Goal of the exercise:
Output all of the data exactly, keeping any images out of the copy.

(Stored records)
##########
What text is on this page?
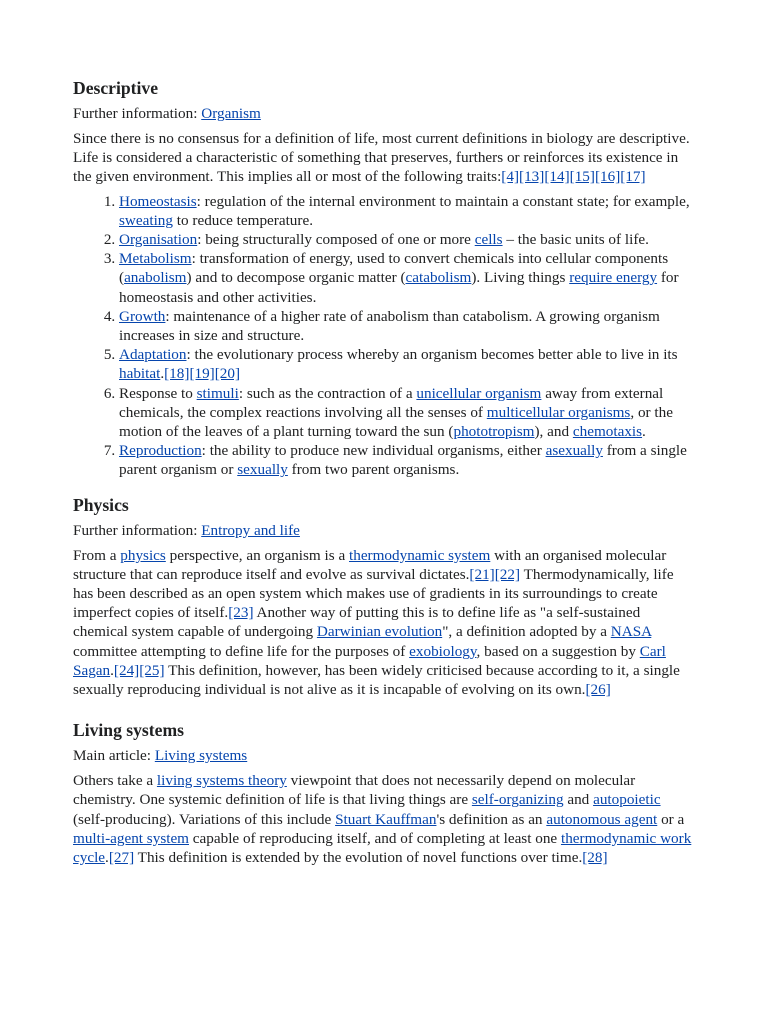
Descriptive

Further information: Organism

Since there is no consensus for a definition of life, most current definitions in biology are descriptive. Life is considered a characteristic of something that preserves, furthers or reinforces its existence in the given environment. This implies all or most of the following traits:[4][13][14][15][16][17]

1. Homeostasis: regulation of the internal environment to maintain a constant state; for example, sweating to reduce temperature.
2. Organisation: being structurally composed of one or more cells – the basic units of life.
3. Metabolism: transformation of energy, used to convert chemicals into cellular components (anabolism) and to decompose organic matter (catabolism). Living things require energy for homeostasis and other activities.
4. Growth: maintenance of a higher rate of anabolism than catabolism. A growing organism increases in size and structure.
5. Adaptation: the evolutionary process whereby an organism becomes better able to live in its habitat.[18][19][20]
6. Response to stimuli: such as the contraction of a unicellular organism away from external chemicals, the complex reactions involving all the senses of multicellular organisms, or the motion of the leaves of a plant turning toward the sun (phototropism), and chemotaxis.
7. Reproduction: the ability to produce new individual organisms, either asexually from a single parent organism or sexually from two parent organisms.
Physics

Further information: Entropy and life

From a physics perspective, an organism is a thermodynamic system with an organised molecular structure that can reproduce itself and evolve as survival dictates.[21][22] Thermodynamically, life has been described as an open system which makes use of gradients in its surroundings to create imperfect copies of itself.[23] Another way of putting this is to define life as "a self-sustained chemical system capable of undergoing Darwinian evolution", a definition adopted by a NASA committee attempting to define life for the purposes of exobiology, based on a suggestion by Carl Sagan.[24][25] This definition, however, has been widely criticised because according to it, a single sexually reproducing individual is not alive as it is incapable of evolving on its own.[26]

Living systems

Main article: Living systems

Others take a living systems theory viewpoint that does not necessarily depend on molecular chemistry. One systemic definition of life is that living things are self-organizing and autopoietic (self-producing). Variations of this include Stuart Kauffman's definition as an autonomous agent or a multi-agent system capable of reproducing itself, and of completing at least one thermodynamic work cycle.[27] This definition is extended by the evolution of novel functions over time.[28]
##########
Answer to this exercise:
What text is on this page?
Descriptive

Further information: Organism

Since there is no consensus for a definition of life, most current definitions in biology are descriptive. Life is considered a characteristic of something that preserves, furthers or reinforces its existence in the given environment. This implies all or most of the following traits:[4][13][14][15][16][17]

1. Homeostasis: regulation of the internal environment to maintain a constant state; for example, sweating to reduce temperature.
2. Organisation: being structurally composed of one or more cells – the basic units of life.
3. Metabolism: transformation of energy, used to convert chemicals into cellular components (anabolism) and to decompose organic matter (catabolism). Living things require energy for homeostasis and other activities.
4. Growth: maintenance of a higher rate of anabolism than catabolism. A growing organism increases in size and structure.
5. Adaptation: the evolutionary process whereby an organism becomes better able to live in its habitat.[18][19][20]
6. Response to stimuli: such as the contraction of a unicellular organism away from external chemicals, the complex reactions involving all the senses of multicellular organisms, or the motion of the leaves of a plant turning toward the sun (phototropism), and chemotaxis.
7. Reproduction: the ability to produce new individual organisms, either asexually from a single parent organism or sexually from two parent organisms.
Physics

Further information: Entropy and life

From a physics perspective, an organism is a thermodynamic system with an organised molecular structure that can reproduce itself and evolve as survival dictates.[21][22] Thermodynamically, life has been described as an open system which makes use of gradients in its surroundings to create imperfect copies of itself.[23] Another way of putting this is to define life as "a self-sustained chemical system capable of undergoing Darwinian evolution", a definition adopted by a NASA committee attempting to define life for the purposes of exobiology, based on a suggestion by Carl Sagan.[24][25] This definition, however, has been widely criticised because according to it, a single sexually reproducing individual is not alive as it is incapable of evolving on its own.[26]

Living systems

Main article: Living systems

Others take a living systems theory viewpoint that does not necessarily depend on molecular chemistry. One systemic definition of life is that living things are self-organizing and autopoietic (self-producing). Variations of this include Stuart Kauffman's definition as an autonomous agent or a multi-agent system capable of reproducing itself, and of completing at least one thermodynamic work cycle.[27] This definition is extended by the evolution of novel functions over time.[28]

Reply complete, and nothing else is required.